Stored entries
* start *

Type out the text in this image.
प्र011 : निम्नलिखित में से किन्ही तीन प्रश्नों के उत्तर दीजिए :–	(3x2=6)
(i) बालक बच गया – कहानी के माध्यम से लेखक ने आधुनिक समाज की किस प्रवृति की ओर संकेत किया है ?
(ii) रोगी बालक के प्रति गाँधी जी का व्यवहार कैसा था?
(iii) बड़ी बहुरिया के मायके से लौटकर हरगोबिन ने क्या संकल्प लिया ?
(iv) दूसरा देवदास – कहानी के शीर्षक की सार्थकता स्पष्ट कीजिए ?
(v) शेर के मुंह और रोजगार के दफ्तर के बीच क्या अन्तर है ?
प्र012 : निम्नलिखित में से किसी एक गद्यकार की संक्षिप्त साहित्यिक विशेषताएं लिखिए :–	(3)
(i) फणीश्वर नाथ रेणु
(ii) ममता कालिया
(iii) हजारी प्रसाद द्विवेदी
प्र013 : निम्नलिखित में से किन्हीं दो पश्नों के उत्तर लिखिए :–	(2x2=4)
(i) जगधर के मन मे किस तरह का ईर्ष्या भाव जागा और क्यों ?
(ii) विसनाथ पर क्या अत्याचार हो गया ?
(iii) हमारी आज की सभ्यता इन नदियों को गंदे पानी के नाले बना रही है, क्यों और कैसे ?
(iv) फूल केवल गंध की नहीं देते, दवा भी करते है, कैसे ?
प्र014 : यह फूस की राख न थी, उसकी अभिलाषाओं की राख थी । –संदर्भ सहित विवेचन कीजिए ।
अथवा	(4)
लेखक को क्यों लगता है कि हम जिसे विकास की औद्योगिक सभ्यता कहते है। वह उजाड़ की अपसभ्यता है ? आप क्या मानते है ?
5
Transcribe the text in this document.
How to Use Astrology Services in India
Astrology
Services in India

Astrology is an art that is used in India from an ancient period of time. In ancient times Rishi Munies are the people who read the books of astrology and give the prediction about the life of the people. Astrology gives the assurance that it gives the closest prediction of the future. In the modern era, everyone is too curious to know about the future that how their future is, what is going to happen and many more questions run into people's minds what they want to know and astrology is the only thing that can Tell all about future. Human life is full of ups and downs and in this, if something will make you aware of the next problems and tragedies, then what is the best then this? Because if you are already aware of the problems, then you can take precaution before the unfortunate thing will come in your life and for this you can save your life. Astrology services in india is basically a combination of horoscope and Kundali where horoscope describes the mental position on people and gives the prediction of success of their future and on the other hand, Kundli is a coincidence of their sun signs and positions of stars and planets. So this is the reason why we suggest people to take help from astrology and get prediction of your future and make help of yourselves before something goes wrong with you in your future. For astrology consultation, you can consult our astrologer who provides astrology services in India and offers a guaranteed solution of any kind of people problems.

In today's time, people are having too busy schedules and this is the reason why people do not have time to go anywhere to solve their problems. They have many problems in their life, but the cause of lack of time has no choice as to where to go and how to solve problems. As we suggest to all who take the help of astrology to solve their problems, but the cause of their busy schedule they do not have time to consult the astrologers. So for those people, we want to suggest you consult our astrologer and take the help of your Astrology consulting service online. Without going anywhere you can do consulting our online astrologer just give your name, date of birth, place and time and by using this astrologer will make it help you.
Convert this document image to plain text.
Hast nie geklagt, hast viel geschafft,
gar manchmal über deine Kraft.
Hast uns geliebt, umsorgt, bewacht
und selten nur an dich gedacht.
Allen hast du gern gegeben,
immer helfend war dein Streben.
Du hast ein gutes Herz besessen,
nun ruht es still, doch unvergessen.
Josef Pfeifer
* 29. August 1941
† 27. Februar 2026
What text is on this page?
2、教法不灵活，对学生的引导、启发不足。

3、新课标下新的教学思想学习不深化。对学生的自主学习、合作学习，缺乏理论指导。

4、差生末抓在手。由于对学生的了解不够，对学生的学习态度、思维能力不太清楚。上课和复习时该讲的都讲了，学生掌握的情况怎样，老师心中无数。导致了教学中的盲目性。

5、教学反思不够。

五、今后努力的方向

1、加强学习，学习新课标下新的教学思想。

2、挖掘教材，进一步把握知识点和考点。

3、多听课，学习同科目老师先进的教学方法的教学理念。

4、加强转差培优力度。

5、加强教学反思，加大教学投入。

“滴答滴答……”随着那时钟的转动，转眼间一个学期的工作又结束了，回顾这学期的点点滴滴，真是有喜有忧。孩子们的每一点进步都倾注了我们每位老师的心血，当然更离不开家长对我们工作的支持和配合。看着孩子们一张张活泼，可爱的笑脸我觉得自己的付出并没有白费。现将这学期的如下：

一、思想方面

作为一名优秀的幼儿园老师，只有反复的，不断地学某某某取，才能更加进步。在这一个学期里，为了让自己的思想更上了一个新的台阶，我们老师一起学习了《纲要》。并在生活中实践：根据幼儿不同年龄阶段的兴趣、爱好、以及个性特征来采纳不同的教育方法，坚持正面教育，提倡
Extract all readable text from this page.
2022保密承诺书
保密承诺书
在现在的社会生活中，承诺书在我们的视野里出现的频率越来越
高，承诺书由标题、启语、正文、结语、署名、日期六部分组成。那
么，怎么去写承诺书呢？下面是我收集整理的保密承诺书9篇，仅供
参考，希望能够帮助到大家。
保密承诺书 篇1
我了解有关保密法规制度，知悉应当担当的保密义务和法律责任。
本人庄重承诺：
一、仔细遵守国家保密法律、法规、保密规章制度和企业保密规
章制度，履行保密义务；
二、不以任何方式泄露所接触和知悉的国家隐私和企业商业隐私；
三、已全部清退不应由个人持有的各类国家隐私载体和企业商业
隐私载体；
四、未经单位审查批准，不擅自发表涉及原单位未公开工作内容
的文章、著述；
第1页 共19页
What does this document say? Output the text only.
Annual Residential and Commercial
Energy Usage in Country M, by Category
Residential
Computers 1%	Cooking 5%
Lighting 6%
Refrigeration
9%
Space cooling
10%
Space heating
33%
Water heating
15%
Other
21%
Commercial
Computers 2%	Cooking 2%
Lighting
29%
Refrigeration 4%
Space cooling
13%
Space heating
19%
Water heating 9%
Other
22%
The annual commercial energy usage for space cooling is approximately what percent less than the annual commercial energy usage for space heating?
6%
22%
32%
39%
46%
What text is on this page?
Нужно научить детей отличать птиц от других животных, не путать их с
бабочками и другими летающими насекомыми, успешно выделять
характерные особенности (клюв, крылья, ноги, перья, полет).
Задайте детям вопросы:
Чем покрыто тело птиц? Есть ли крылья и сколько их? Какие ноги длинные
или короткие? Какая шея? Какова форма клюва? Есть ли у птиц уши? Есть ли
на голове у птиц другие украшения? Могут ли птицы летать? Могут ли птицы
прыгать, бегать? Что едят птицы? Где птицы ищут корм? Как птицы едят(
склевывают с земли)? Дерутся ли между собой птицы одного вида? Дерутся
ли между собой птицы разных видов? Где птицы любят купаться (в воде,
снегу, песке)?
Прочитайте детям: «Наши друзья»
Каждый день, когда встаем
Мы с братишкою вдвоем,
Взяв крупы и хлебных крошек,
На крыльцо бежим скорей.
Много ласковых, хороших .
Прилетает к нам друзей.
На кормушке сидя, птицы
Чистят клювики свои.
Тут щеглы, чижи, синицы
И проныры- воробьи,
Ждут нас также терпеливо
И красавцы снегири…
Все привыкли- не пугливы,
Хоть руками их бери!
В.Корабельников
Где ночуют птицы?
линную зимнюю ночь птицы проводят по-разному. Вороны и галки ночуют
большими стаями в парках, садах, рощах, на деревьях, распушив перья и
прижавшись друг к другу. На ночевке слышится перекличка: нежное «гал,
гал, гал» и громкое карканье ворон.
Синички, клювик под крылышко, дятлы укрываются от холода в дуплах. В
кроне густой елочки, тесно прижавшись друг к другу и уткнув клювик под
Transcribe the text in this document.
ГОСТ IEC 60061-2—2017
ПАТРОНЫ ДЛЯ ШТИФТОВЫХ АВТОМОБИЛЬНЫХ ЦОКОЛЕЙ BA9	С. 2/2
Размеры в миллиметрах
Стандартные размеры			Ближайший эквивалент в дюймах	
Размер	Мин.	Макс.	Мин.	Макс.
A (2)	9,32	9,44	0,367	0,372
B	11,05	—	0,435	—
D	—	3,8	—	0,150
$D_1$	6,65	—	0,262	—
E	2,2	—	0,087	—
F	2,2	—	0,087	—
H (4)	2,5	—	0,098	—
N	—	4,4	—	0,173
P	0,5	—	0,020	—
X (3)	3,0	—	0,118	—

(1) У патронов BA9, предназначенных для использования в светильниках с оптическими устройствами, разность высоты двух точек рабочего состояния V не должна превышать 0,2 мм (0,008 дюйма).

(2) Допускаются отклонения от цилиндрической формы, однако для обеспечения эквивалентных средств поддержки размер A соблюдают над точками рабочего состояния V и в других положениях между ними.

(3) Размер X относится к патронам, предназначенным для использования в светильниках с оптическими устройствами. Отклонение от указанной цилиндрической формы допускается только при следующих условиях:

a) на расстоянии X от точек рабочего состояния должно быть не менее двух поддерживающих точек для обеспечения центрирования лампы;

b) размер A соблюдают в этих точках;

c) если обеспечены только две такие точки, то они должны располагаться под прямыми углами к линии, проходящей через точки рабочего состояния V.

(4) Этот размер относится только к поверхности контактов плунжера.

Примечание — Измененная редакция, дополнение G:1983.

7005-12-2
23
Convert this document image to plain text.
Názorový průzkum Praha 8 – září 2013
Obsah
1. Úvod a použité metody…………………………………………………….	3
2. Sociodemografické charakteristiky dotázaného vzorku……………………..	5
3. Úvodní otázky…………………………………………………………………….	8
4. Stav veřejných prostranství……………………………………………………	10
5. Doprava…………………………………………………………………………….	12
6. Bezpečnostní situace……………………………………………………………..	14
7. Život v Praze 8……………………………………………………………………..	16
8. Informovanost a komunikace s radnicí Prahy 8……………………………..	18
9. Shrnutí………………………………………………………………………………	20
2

* end *

Direction:
Gather each line of the listing that holds the string "only".

Answer to this problem:
Astrology is an art that is used in India from an ancient period of time. In ancient times Rishi Munies are the people who read the books of astrology and give the prediction about the life of the people. Astrology gives the assurance that it gives the closest prediction of the future. In the modern era, everyone is too curious to know about the future that how their future is, what is going to happen and many more questions run into people's minds what they want to know and astrology is the only thing that can Tell all about future. Human life is full of ups and downs and in this, if something will make you aware of the next problems and tragedies, then what is the best then this? Because if you are already aware of the problems, then you can take precaution before the unfortunate thing will come in your life and for this you can save your life. Astrology services in india is basically a combination of horoscope and Kundali where horoscope describes the mental position on people and gives the prediction of success of their future and on the other hand, Kundli is a coincidence of their sun signs and positions of stars and planets. So this is the reason why we suggest people to take help from astrology and get prediction of your future and make help of yourselves before something goes wrong with you in your future. For astrology consultation, you can consult our astrologer who provides astrology services in India and offers a guaranteed solution of any kind of people problems.
What does this document say? Output the text only.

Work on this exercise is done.